[Task details] Without the pictures, output the records below word for word.

* BEGIN Records supplied *

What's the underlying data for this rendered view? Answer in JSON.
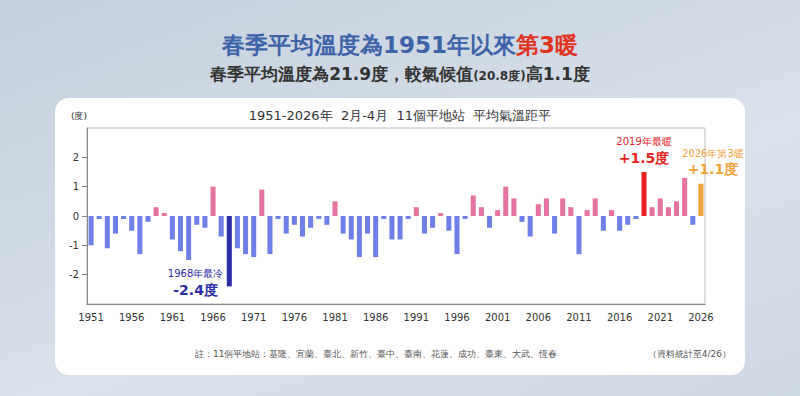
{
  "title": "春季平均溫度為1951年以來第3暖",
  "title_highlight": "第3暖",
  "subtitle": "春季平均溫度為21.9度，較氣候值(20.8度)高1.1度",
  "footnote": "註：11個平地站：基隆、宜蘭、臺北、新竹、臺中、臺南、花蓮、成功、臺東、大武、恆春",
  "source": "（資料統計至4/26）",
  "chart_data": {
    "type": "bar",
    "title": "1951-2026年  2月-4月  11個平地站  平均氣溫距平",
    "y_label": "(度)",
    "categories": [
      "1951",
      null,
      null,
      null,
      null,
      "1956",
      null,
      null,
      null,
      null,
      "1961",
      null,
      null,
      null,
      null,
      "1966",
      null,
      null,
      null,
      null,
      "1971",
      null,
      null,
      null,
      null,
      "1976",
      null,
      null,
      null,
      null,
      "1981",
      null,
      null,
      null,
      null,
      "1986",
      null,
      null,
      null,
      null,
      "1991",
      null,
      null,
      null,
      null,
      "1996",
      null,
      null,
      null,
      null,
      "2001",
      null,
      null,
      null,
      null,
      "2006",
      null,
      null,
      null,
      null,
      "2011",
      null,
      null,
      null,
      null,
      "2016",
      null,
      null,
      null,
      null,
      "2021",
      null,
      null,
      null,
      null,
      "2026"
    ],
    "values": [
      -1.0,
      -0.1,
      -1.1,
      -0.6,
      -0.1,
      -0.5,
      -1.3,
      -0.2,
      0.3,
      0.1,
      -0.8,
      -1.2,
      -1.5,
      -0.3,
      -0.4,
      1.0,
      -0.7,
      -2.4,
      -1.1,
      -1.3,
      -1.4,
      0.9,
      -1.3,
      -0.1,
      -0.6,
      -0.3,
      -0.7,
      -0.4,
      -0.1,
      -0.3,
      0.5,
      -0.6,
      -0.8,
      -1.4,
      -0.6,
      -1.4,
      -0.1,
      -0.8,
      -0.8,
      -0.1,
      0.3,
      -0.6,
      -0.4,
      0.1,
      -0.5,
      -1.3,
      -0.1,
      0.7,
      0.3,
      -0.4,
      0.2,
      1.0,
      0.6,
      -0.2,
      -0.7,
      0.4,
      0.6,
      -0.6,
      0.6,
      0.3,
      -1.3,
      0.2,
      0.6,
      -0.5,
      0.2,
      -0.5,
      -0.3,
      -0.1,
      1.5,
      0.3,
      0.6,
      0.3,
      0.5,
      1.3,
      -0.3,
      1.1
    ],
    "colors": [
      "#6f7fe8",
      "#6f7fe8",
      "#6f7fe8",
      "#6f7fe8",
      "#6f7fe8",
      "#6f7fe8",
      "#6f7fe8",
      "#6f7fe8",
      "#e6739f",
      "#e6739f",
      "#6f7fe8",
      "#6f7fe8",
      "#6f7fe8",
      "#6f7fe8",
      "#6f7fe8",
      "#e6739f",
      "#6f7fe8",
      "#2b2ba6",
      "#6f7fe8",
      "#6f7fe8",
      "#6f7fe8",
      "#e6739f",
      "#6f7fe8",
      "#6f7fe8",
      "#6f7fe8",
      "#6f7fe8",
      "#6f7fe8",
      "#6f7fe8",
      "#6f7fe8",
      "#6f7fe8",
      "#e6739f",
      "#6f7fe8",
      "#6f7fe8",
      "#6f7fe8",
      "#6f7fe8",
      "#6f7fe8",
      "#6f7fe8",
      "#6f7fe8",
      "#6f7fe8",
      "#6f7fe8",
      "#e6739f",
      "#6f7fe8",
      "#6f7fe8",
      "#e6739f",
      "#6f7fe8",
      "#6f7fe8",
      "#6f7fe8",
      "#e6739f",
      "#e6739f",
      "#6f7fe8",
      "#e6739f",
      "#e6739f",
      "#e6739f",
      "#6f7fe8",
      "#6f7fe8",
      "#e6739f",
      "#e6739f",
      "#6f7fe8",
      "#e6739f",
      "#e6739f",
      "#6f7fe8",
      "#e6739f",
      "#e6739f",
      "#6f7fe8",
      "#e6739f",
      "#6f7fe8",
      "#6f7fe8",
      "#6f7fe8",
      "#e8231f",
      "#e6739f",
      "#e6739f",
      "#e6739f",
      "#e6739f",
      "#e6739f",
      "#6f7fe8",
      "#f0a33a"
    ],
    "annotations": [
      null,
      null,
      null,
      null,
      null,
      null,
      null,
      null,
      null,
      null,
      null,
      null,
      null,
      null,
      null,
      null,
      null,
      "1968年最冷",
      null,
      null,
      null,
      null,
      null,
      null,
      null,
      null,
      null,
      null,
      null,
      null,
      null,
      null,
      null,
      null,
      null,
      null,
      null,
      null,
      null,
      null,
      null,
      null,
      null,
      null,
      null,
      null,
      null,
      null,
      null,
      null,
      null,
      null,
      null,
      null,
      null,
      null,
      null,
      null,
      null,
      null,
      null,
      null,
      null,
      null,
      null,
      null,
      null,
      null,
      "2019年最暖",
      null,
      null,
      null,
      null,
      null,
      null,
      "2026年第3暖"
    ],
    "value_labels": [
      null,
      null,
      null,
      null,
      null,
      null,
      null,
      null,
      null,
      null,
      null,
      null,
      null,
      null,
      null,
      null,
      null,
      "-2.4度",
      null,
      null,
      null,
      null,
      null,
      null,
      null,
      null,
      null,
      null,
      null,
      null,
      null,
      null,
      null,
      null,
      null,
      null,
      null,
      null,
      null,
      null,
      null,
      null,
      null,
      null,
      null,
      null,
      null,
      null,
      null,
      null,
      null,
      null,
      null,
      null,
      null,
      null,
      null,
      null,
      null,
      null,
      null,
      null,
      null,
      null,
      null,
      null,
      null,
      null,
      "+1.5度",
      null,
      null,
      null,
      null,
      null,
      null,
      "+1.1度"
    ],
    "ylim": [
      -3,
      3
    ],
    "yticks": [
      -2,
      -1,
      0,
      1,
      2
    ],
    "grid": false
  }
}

* END Records supplied *

[Written solution]
What's the underlying data for this rendered view? Answer in JSON.
{
  "title": "春季平均溫度為1951年以來第3暖",
  "title_highlight": "第3暖",
  "subtitle": "春季平均溫度為21.9度，較氣候值(20.8度)高1.1度",
  "footnote": "註：11個平地站：基隆、宜蘭、臺北、新竹、臺中、臺南、花蓮、成功、臺東、大武、恆春",
  "source": "（資料統計至4/26）",
  "chart_data": {
    "type": "bar",
    "title": "1951-2026年  2月-4月  11個平地站  平均氣溫距平",
    "y_label": "(度)",
    "categories": [
      "1951",
      null,
      null,
      null,
      null,
      "1956",
      null,
      null,
      null,
      null,
      "1961",
      null,
      null,
      null,
      null,
      "1966",
      null,
      null,
      null,
      null,
      "1971",
      null,
      null,
      null,
      null,
      "1976",
      null,
      null,
      null,
      null,
      "1981",
      null,
      null,
      null,
      null,
      "1986",
      null,
      null,
      null,
      null,
      "1991",
      null,
      null,
      null,
      null,
      "1996",
      null,
      null,
      null,
      null,
      "2001",
      null,
      null,
      null,
      null,
      "2006",
      null,
      null,
      null,
      null,
      "2011",
      null,
      null,
      null,
      null,
      "2016",
      null,
      null,
      null,
      null,
      "2021",
      null,
      null,
      null,
      null,
      "2026"
    ],
    "values": [
      -1.0,
      -0.1,
      -1.1,
      -0.6,
      -0.1,
      -0.5,
      -1.3,
      -0.2,
      0.3,
      0.1,
      -0.8,
      -1.2,
      -1.5,
      -0.3,
      -0.4,
      1.0,
      -0.7,
      -2.4,
      -1.1,
      -1.3,
      -1.4,
      0.9,
      -1.3,
      -0.1,
      -0.6,
      -0.3,
      -0.7,
      -0.4,
      -0.1,
      -0.3,
      0.5,
      -0.6,
      -0.8,
      -1.4,
      -0.6,
      -1.4,
      -0.1,
      -0.8,
      -0.8,
      -0.1,
      0.3,
      -0.6,
      -0.4,
      0.1,
      -0.5,
      -1.3,
      -0.1,
      0.7,
      0.3,
      -0.4,
      0.2,
      1.0,
      0.6,
      -0.2,
      -0.7,
      0.4,
      0.6,
      -0.6,
      0.6,
      0.3,
      -1.3,
      0.2,
      0.6,
      -0.5,
      0.2,
      -0.5,
      -0.3,
      -0.1,
      1.5,
      0.3,
      0.6,
      0.3,
      0.5,
      1.3,
      -0.3,
      1.1
    ],
    "colors": [
      "#6f7fe8",
      "#6f7fe8",
      "#6f7fe8",
      "#6f7fe8",
      "#6f7fe8",
      "#6f7fe8",
      "#6f7fe8",
      "#6f7fe8",
      "#e6739f",
      "#e6739f",
      "#6f7fe8",
      "#6f7fe8",
      "#6f7fe8",
      "#6f7fe8",
      "#6f7fe8",
      "#e6739f",
      "#6f7fe8",
      "#2b2ba6",
      "#6f7fe8",
      "#6f7fe8",
      "#6f7fe8",
      "#e6739f",
      "#6f7fe8",
      "#6f7fe8",
      "#6f7fe8",
      "#6f7fe8",
      "#6f7fe8",
      "#6f7fe8",
      "#6f7fe8",
      "#6f7fe8",
      "#e6739f",
      "#6f7fe8",
      "#6f7fe8",
      "#6f7fe8",
      "#6f7fe8",
      "#6f7fe8",
      "#6f7fe8",
      "#6f7fe8",
      "#6f7fe8",
      "#6f7fe8",
      "#e6739f",
      "#6f7fe8",
      "#6f7fe8",
      "#e6739f",
      "#6f7fe8",
      "#6f7fe8",
      "#6f7fe8",
      "#e6739f",
      "#e6739f",
      "#6f7fe8",
      "#e6739f",
      "#e6739f",
      "#e6739f",
      "#6f7fe8",
      "#6f7fe8",
      "#e6739f",
      "#e6739f",
      "#6f7fe8",
      "#e6739f",
      "#e6739f",
      "#6f7fe8",
      "#e6739f",
      "#e6739f",
      "#6f7fe8",
      "#e6739f",
      "#6f7fe8",
      "#6f7fe8",
      "#6f7fe8",
      "#e8231f",
      "#e6739f",
      "#e6739f",
      "#e6739f",
      "#e6739f",
      "#e6739f",
      "#6f7fe8",
      "#f0a33a"
    ],
    "annotations": [
      null,
      null,
      null,
      null,
      null,
      null,
      null,
      null,
      null,
      null,
      null,
      null,
      null,
      null,
      null,
      null,
      null,
      "1968年最冷",
      null,
      null,
      null,
      null,
      null,
      null,
      null,
      null,
      null,
      null,
      null,
      null,
      null,
      null,
      null,
      null,
      null,
      null,
      null,
      null,
      null,
      null,
      null,
      null,
      null,
      null,
      null,
      null,
      null,
      null,
      null,
      null,
      null,
      null,
      null,
      null,
      null,
      null,
      null,
      null,
      null,
      null,
      null,
      null,
      null,
      null,
      null,
      null,
      null,
      null,
      "2019年最暖",
      null,
      null,
      null,
      null,
      null,
      null,
      "2026年第3暖"
    ],
    "value_labels": [
      null,
      null,
      null,
      null,
      null,
      null,
      null,
      null,
      null,
      null,
      null,
      null,
      null,
      null,
      null,
      null,
      null,
      "-2.4度",
      null,
      null,
      null,
      null,
      null,
      null,
      null,
      null,
      null,
      null,
      null,
      null,
      null,
      null,
      null,
      null,
      null,
      null,
      null,
      null,
      null,
      null,
      null,
      null,
      null,
      null,
      null,
      null,
      null,
      null,
      null,
      null,
      null,
      null,
      null,
      null,
      null,
      null,
      null,
      null,
      null,
      null,
      null,
      null,
      null,
      null,
      null,
      null,
      null,
      null,
      "+1.5度",
      null,
      null,
      null,
      null,
      null,
      null,
      "+1.1度"
    ],
    "ylim": [
      -3,
      3
    ],
    "yticks": [
      -2,
      -1,
      0,
      1,
      2
    ],
    "grid": false
  }
}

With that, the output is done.